INSTRUCTIONS FOR THE TASK: Say the number of lines containing the string "avancé", and say nothing else.

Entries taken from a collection
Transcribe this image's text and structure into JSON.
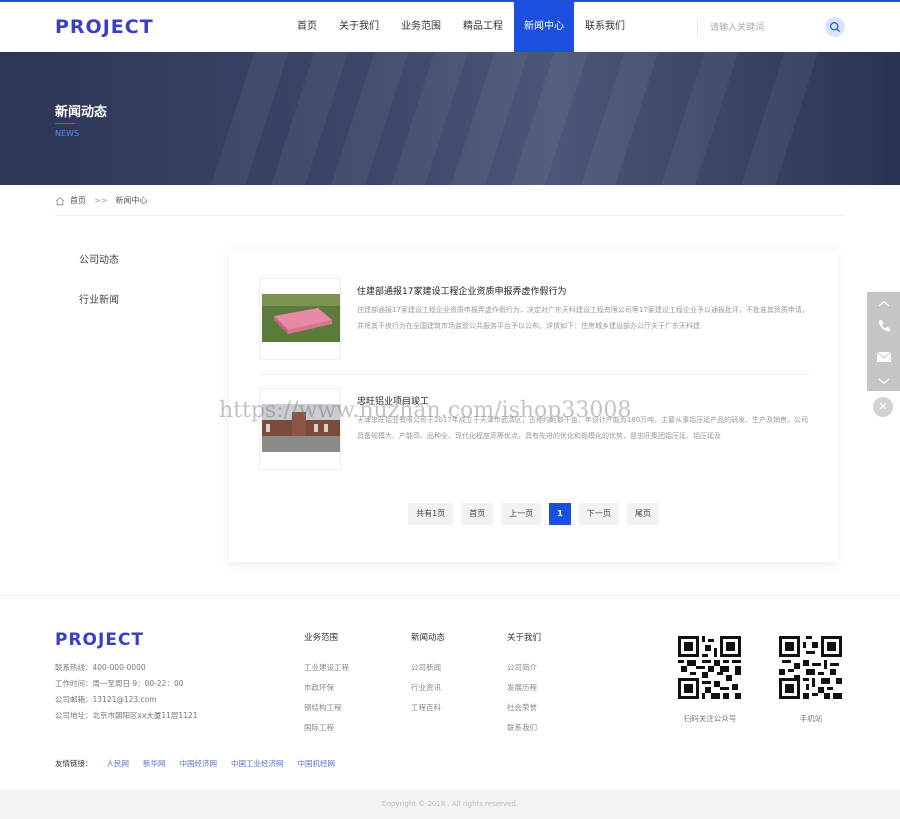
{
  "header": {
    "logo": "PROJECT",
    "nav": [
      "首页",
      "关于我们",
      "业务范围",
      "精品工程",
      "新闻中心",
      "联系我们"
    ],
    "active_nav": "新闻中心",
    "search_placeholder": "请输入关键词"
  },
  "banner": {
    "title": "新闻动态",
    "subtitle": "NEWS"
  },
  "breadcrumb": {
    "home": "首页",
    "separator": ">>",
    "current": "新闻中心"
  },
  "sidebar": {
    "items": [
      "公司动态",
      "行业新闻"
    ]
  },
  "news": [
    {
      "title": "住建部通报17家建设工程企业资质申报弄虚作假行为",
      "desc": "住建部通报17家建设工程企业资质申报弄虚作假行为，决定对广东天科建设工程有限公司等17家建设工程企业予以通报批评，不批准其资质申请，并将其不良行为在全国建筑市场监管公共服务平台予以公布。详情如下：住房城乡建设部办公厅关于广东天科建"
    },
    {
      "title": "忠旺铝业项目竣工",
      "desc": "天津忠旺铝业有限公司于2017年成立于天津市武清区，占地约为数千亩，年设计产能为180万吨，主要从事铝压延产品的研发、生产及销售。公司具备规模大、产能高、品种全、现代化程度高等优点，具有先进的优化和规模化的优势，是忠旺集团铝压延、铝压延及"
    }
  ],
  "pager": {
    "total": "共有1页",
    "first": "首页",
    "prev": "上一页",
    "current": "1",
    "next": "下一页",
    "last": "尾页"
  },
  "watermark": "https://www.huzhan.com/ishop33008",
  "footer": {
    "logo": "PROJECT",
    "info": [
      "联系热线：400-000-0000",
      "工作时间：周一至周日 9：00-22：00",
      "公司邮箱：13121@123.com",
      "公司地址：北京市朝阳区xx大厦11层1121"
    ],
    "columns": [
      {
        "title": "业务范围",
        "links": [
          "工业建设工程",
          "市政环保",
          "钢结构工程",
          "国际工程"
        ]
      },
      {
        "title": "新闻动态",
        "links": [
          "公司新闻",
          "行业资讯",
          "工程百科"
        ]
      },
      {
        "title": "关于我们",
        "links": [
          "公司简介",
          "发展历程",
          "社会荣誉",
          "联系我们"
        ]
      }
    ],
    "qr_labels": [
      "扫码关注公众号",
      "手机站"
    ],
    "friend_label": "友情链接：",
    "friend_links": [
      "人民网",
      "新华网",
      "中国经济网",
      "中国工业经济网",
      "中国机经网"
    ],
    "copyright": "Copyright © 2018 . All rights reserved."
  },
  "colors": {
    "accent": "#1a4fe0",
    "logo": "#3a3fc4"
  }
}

==

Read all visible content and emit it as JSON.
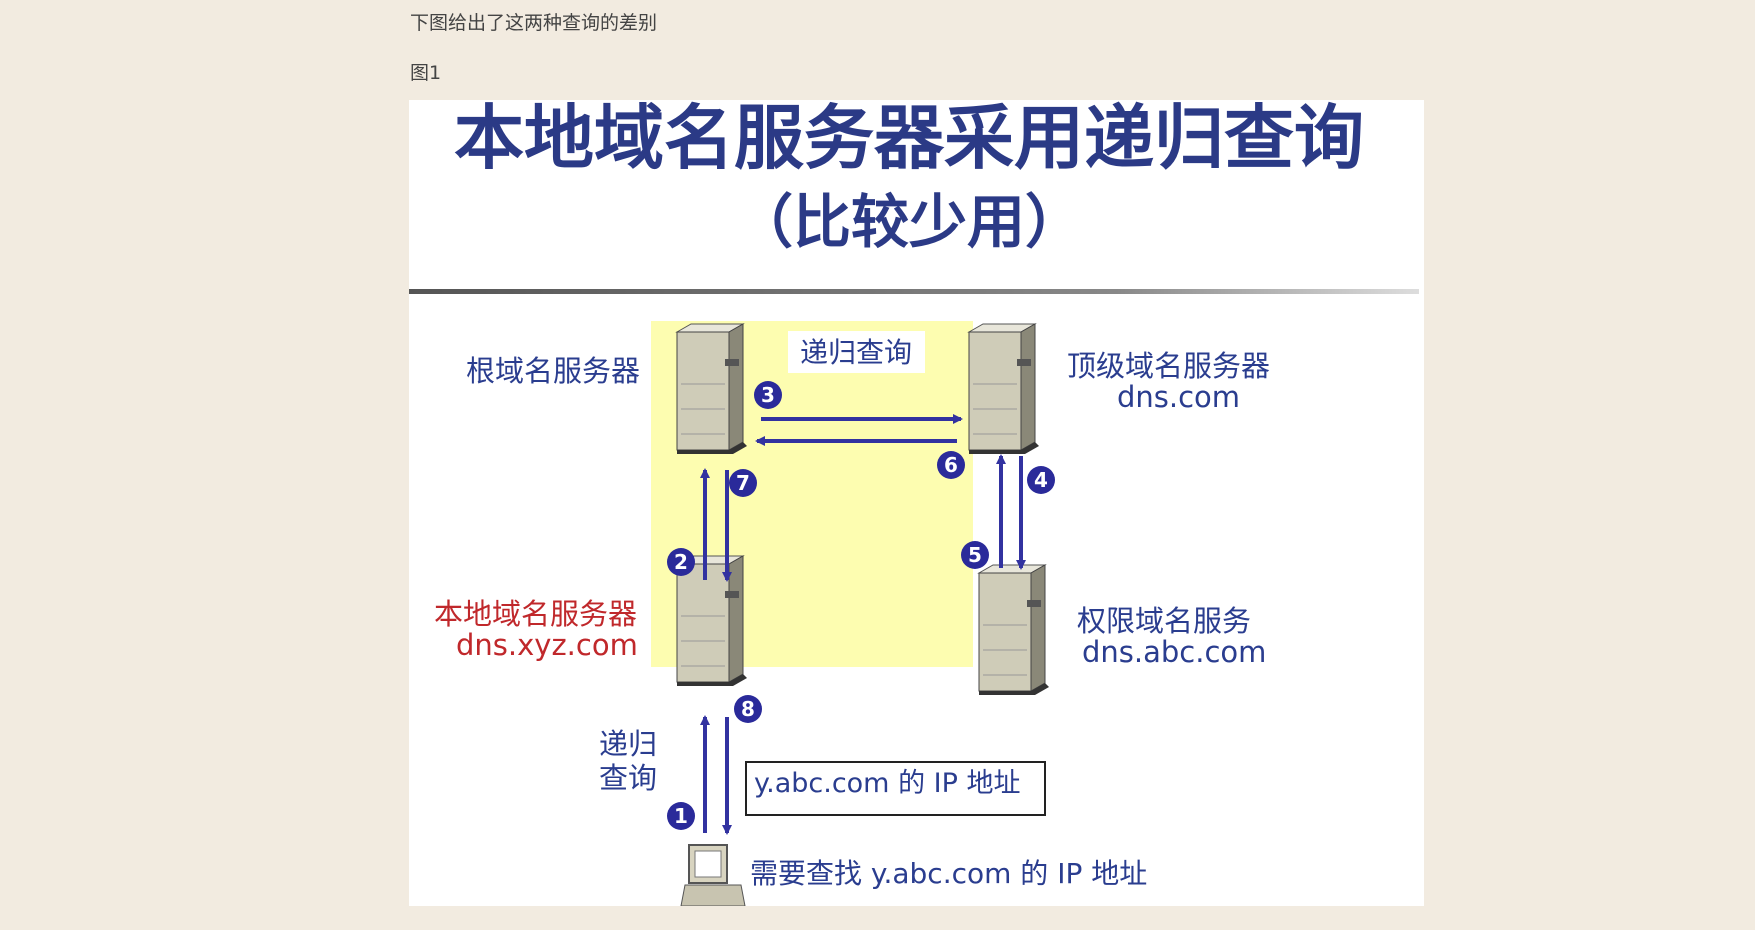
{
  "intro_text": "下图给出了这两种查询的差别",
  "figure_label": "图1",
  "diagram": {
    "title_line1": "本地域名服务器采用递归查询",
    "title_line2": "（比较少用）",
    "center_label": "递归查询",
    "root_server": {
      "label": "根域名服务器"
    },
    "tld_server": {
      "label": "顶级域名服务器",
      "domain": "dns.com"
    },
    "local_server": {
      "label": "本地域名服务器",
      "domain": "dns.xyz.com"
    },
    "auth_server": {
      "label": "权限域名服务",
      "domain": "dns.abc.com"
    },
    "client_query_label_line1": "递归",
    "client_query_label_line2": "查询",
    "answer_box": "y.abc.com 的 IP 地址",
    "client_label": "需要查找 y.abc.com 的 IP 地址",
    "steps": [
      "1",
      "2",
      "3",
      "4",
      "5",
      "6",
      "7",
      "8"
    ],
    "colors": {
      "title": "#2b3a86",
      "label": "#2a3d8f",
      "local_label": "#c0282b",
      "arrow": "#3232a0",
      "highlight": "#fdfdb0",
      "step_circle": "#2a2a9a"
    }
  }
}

==

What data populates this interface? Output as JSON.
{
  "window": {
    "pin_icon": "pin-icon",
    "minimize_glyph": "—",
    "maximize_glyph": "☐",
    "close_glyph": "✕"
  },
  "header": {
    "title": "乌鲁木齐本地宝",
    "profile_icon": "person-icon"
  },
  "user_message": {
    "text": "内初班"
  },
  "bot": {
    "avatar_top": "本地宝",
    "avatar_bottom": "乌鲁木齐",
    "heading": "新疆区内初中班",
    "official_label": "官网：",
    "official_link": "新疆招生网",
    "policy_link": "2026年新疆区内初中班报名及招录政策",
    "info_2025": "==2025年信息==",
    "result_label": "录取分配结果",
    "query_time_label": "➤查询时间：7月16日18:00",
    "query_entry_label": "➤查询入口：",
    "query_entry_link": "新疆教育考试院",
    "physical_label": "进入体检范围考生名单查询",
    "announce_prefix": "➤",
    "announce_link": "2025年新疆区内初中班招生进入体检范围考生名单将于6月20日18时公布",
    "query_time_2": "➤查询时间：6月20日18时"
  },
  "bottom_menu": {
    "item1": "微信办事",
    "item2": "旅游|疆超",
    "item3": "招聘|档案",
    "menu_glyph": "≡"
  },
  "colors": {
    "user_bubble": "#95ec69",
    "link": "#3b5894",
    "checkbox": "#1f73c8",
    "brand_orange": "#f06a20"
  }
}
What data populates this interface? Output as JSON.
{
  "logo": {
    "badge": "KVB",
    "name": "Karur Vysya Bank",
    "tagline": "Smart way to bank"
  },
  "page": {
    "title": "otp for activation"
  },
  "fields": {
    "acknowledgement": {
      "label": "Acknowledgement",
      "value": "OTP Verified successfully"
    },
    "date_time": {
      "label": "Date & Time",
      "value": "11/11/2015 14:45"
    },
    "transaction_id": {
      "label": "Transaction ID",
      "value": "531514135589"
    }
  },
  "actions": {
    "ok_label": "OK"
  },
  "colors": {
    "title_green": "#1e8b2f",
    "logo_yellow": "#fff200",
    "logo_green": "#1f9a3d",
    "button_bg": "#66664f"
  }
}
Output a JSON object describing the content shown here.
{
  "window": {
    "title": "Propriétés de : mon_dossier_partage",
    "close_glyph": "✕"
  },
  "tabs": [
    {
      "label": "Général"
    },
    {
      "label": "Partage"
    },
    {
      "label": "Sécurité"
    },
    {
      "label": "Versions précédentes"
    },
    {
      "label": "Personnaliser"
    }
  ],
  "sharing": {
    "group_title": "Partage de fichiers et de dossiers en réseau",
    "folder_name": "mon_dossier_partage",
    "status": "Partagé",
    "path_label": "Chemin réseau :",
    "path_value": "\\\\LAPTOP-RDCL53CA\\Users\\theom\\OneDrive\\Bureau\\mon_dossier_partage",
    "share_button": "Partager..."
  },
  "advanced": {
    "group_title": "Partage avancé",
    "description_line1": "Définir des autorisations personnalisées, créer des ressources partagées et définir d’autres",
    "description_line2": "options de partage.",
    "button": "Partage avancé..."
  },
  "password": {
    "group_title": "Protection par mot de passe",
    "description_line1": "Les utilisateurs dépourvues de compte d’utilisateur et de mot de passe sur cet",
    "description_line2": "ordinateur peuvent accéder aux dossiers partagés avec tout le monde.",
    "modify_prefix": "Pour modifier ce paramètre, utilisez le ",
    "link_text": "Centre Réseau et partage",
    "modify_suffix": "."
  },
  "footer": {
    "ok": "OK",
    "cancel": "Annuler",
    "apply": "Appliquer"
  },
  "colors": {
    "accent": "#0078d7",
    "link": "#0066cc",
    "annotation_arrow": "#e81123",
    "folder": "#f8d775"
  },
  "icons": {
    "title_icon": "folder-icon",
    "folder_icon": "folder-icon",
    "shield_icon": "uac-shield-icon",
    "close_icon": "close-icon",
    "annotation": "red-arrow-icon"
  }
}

SOLUTION TO THE PROBLEM: 2